[ENTRIES SUPPLIED start]

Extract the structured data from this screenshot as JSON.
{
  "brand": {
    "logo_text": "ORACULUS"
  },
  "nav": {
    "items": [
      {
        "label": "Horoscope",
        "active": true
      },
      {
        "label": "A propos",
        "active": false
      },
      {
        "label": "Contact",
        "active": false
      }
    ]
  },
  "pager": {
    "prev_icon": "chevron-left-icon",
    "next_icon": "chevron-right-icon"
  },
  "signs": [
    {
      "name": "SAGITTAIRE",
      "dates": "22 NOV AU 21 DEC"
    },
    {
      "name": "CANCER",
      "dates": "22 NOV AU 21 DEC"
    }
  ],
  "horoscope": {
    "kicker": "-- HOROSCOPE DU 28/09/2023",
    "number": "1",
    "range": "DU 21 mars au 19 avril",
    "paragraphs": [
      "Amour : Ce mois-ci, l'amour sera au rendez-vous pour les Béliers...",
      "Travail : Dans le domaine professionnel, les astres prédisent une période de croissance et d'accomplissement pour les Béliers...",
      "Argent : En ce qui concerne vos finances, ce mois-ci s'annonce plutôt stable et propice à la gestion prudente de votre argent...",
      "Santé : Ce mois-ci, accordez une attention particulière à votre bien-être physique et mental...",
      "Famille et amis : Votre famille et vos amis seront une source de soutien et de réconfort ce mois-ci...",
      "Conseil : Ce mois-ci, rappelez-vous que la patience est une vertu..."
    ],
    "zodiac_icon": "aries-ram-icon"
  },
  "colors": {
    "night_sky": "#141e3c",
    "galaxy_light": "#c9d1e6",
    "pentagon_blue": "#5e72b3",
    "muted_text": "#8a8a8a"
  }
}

[ENTRIES SUPPLIED end]

| SHORT TASK |
Output all preceding records character for character.

| TASK OUTPUT |
Extract the structured data from this screenshot as JSON.
{
  "brand": {
    "logo_text": "ORACULUS"
  },
  "nav": {
    "items": [
      {
        "label": "Horoscope",
        "active": true
      },
      {
        "label": "A propos",
        "active": false
      },
      {
        "label": "Contact",
        "active": false
      }
    ]
  },
  "pager": {
    "prev_icon": "chevron-left-icon",
    "next_icon": "chevron-right-icon"
  },
  "signs": [
    {
      "name": "SAGITTAIRE",
      "dates": "22 NOV AU 21 DEC"
    },
    {
      "name": "CANCER",
      "dates": "22 NOV AU 21 DEC"
    }
  ],
  "horoscope": {
    "kicker": "-- HOROSCOPE DU 28/09/2023",
    "number": "1",
    "range": "DU 21 mars au 19 avril",
    "paragraphs": [
      "Amour : Ce mois-ci, l'amour sera au rendez-vous pour les Béliers...",
      "Travail : Dans le domaine professionnel, les astres prédisent une période de croissance et d'accomplissement pour les Béliers...",
      "Argent : En ce qui concerne vos finances, ce mois-ci s'annonce plutôt stable et propice à la gestion prudente de votre argent...",
      "Santé : Ce mois-ci, accordez une attention particulière à votre bien-être physique et mental...",
      "Famille et amis : Votre famille et vos amis seront une source de soutien et de réconfort ce mois-ci...",
      "Conseil : Ce mois-ci, rappelez-vous que la patience est une vertu..."
    ],
    "zodiac_icon": "aries-ram-icon"
  },
  "colors": {
    "night_sky": "#141e3c",
    "galaxy_light": "#c9d1e6",
    "pentagon_blue": "#5e72b3",
    "muted_text": "#8a8a8a"
  }
}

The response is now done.